[Provided information]:
+ + +
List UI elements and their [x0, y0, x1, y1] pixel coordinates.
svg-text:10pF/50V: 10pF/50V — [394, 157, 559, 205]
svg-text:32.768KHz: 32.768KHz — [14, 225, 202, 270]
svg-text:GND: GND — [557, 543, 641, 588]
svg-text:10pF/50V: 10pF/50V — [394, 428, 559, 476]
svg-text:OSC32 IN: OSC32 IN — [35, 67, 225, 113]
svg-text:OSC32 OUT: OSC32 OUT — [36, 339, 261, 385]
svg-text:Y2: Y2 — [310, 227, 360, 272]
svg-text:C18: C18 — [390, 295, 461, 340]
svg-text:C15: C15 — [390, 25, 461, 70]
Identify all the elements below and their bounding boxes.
+ + +
[What to do]: Copy out the listing, substituting "items" for every "elements" and leaving all else untouched.

[Final result]:
List UI items and their [x0, y0, x1, y1] pixel coordinates.
svg-text:10pF/50V: 10pF/50V — [394, 157, 559, 205]
svg-text:32.768KHz: 32.768KHz — [14, 225, 202, 270]
svg-text:GND: GND — [557, 543, 641, 588]
svg-text:10pF/50V: 10pF/50V — [394, 428, 559, 476]
svg-text:OSC32 IN: OSC32 IN — [35, 67, 225, 113]
svg-text:OSC32 OUT: OSC32 OUT — [36, 339, 261, 385]
svg-text:Y2: Y2 — [310, 227, 360, 272]
svg-text:C18: C18 — [390, 295, 461, 340]
svg-text:C15: C15 — [390, 25, 461, 70]
Identify all the items below and their bounding boxes.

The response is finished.